[Items listed in a dataset]
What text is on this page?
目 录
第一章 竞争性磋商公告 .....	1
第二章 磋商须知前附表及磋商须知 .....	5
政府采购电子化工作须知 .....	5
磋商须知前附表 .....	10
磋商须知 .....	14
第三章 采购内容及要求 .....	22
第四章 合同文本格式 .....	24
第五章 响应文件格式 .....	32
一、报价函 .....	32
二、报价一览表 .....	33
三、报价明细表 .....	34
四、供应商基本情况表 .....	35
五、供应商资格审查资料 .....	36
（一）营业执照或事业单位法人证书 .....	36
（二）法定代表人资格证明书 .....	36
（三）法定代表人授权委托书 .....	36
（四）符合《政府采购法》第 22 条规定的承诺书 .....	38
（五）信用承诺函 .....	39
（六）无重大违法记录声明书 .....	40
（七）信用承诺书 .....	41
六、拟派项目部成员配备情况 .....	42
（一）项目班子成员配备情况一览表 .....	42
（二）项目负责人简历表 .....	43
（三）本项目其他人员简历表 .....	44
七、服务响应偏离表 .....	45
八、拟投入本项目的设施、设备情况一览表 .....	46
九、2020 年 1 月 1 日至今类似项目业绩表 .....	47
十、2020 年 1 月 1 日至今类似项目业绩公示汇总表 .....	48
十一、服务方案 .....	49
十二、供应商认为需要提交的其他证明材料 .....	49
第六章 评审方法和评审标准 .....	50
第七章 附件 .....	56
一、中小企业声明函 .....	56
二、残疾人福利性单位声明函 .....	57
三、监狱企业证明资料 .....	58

→ SHORT TASK
Copy the entries above exactly, leaving none out.

→ ANSWER TO THIS PROBLEM
What text is on this page?
目 录
第一章 竞争性磋商公告 .....	1
第二章 磋商须知前附表及磋商须知 .....	5
政府采购电子化工作须知 .....	5
磋商须知前附表 .....	10
磋商须知 .....	14
第三章 采购内容及要求 .....	22
第四章 合同文本格式 .....	24
第五章 响应文件格式 .....	32
一、报价函 .....	32
二、报价一览表 .....	33
三、报价明细表 .....	34
四、供应商基本情况表 .....	35
五、供应商资格审查资料 .....	36
（一）营业执照或事业单位法人证书 .....	36
（二）法定代表人资格证明书 .....	36
（三）法定代表人授权委托书 .....	36
（四）符合《政府采购法》第 22 条规定的承诺书 .....	38
（五）信用承诺函 .....	39
（六）无重大违法记录声明书 .....	40
（七）信用承诺书 .....	41
六、拟派项目部成员配备情况 .....	42
（一）项目班子成员配备情况一览表 .....	42
（二）项目负责人简历表 .....	43
（三）本项目其他人员简历表 .....	44
七、服务响应偏离表 .....	45
八、拟投入本项目的设施、设备情况一览表 .....	46
九、2020 年 1 月 1 日至今类似项目业绩表 .....	47
十、2020 年 1 月 1 日至今类似项目业绩公示汇总表 .....	48
十一、服务方案 .....	49
十二、供应商认为需要提交的其他证明材料 .....	49
第六章 评审方法和评审标准 .....	50
第七章 附件 .....	56
一、中小企业声明函 .....	56
二、残疾人福利性单位声明函 .....	57
三、监狱企业证明资料 .....	58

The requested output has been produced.